TEXTO DE ORIGEM:
A controvérsia fez a OAB e quatro partidos políticos (PSDB, PSB, PSOL e PCdoB) acionarem o Supremo. Eles alegaram que a medida viola dispositivos da Constituição que protegem a dignidade da pessoa humana, a inviolabilidade da intimidade, da vida privada, da honra e da imagem das pessoas e o sigilo dos dados. O governo federal, por outro lado, sustentou que os dados seriam utilizados para entrevistas “em caráter não presencial no âmbito de pesquisas domiciliares”.
Dos 11 integrantes da Corte, apenas o ministro Marco Aurélio Mello não acompanhou o entendimento da relatora, ministra Rosa Weber, que já havia suspendido a medida no mês passado. A maioria decidiu confirmar o entendimento da colega.
“A MP não apresenta mecanismo técnico ou administrativo apto a proteger os dados pessoais de acessos não autorizados, vazamentos acidentais ou utilização indevida. Limita-se a delegar a ato do presidente da Fundação
IBGE o procedimento para compartilhamento dos dados, sem oferecer proteção suficiente aos relevantes direitos fundamentais em jogo”, afirmou Rosa.

INSTRUÇÃO 1:
No texto sobre a decisão do Supremo, qual ministro não acompanhou o entendimento da relatora?
INSTRUÇÃO 2:
Liste os partidos políticos que, segundo o texto sobre a decisão do Supremo, acionaram o Supremo.
INSTRUÇÃO 3:
Dê continuidade ao texto sobre a decisão do Supremo, começando logo depois da última frase.
A listagem vem de outra fonte, separada do texto sobre a decisão do Supremo.

TRECHOS DA LISTAGEM:
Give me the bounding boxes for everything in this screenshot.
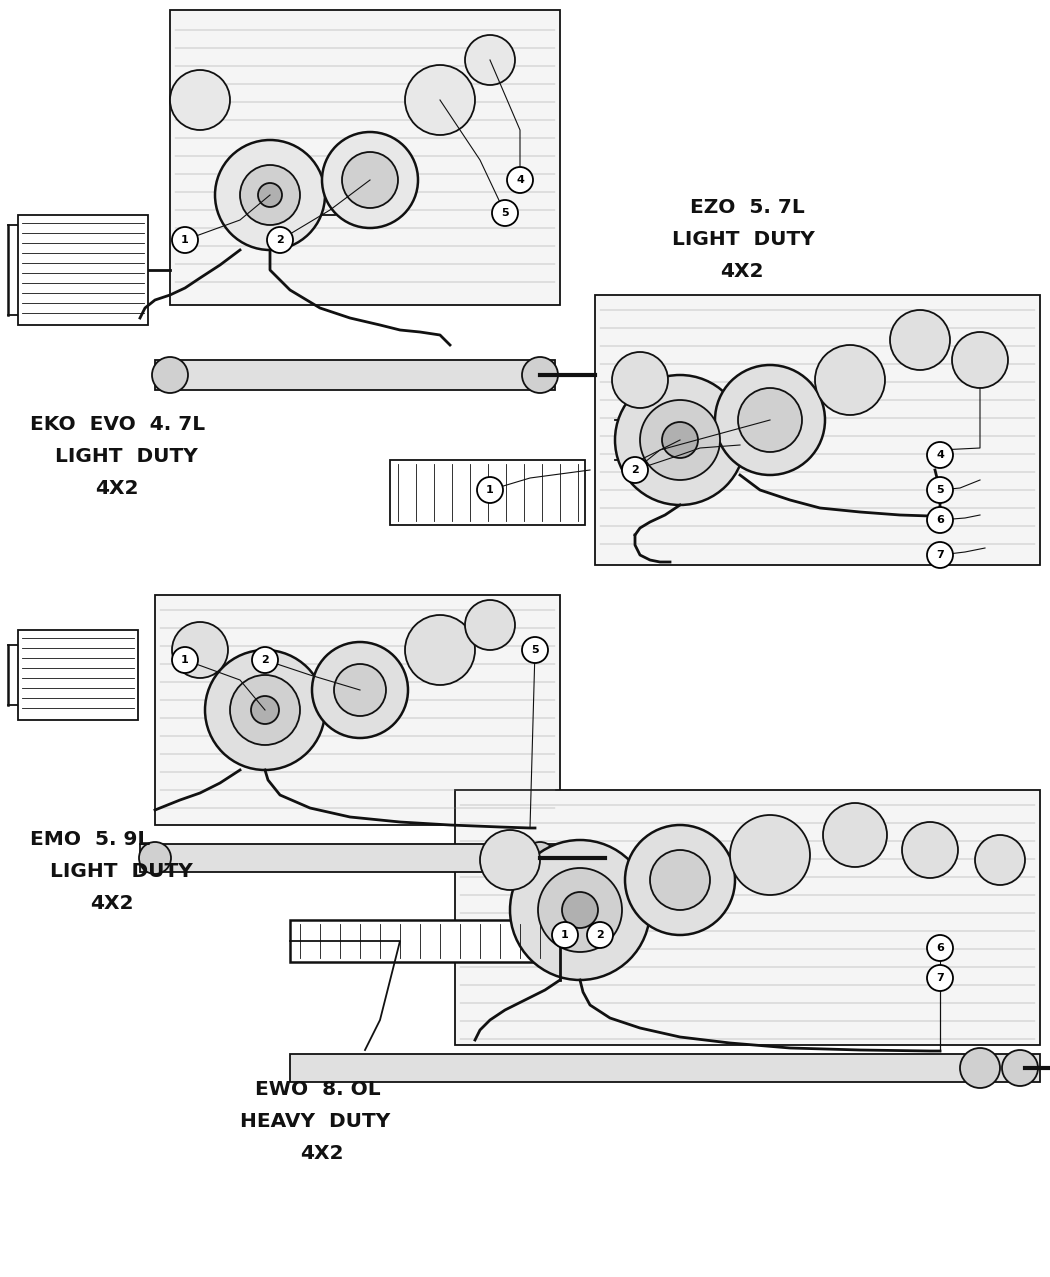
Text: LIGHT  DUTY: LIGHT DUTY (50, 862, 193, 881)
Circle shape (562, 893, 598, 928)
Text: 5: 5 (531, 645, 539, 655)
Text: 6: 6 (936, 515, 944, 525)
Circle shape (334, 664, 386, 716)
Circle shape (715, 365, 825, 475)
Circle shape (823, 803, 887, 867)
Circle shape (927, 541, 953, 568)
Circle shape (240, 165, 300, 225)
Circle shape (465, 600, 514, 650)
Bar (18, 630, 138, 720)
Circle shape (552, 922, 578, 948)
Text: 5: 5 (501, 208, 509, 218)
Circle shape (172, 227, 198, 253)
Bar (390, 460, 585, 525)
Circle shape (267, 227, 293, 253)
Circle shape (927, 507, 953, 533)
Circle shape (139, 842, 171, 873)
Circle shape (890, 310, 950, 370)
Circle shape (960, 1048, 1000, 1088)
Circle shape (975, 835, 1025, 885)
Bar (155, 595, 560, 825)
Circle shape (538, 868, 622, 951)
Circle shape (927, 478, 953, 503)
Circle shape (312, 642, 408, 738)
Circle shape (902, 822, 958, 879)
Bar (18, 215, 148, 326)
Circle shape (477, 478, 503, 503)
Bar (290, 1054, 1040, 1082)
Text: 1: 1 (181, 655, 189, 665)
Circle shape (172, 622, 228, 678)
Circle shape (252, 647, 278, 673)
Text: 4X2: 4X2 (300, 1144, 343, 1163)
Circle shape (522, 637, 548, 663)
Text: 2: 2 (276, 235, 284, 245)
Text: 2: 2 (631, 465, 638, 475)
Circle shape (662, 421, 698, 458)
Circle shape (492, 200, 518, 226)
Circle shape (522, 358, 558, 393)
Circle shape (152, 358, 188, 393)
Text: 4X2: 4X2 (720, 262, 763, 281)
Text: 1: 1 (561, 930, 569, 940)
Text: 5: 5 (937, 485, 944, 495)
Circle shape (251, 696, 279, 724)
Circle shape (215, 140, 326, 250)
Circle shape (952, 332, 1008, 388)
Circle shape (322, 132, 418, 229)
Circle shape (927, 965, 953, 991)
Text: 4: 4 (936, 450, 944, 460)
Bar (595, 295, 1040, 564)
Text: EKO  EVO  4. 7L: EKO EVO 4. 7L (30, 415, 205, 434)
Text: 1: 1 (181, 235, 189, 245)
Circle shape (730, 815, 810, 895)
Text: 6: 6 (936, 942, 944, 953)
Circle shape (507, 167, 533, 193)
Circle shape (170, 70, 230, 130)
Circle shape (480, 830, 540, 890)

RESPOSTA 1:
O ministro Marco Aurélio Mello.

RESPOSTA 2:
PSDB, PSB, PSOL e PCdoB.

RESPOSTA 3:
Para o ministro Ricardo Lewandowski, o maior perigo para a democracia nos dias atuais não é mais representado por golpes de Estado tradicionais, “perpetrados com fuzis, tanques ou canhões”, mas, sim, “pelo progressivo controle da vida privada dos cidadãos, levado a efeito por governos de distintos matizes ideológicos, mediante a coleta maciça e indiscriminada de informações pessoais, incluindo, de maneira crescente, o reconhecimento facial”.
Na avaliação do ministro Luiz Fux, o texto não é claro sobre o uso dos dados. “É de uma vagueza ímpar que pode servir a absolutamente tudo. Não se pode subestimar os riscos do compartilhamento dessas informações”, disse Fux.
Único a votar a favor do governo, Marco Aurélio Mello disse que o texto ainda vai ser submetido ao aval do Congresso. “No Brasil, há judicialização de tudo.”